- GOAL OF THE EXERCISE -
List each line holding the string "Phil".

- SOURCE MATERIAL -
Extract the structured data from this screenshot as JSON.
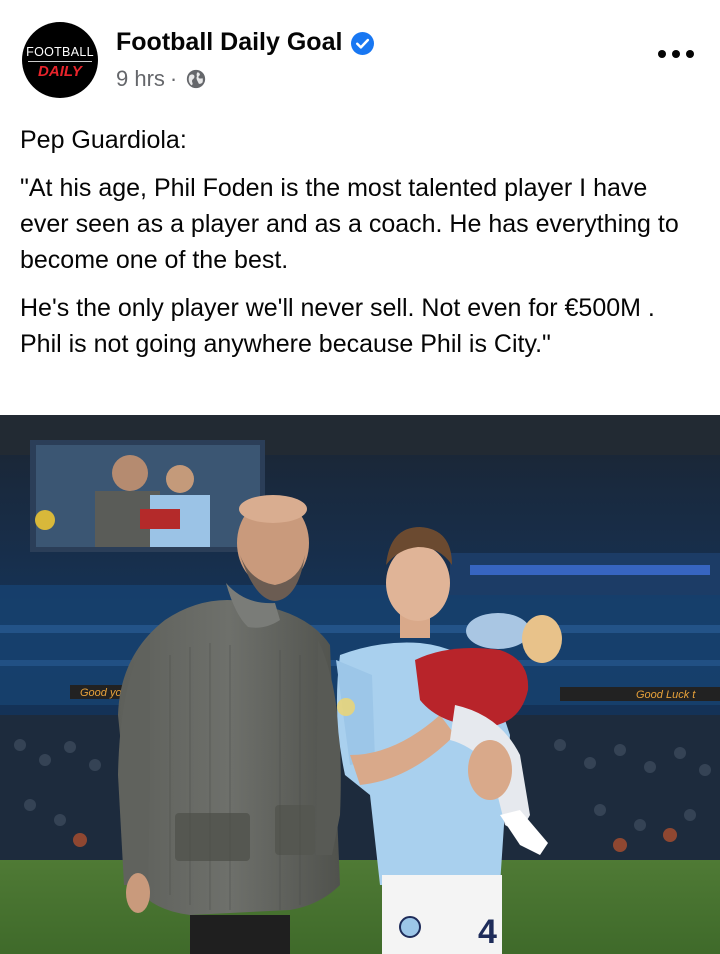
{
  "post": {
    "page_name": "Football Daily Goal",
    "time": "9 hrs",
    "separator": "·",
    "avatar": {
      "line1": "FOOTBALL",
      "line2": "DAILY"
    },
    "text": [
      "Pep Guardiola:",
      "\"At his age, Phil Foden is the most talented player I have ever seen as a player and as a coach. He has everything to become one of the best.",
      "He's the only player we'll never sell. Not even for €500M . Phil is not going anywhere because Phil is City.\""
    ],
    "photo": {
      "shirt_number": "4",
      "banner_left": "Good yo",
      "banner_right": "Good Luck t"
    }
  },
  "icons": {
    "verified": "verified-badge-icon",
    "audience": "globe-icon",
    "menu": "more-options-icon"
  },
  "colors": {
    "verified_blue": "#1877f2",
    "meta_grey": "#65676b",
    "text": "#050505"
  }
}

- WRITTEN SOLUTION -
      "\"At his age, Phil Foden is the most talented player I have ever seen as a player and as a coach. He has everything to become one of the best.",
      "He's the only player we'll never sell. Not even for €500M . Phil is not going anywhere because Phil is City.\""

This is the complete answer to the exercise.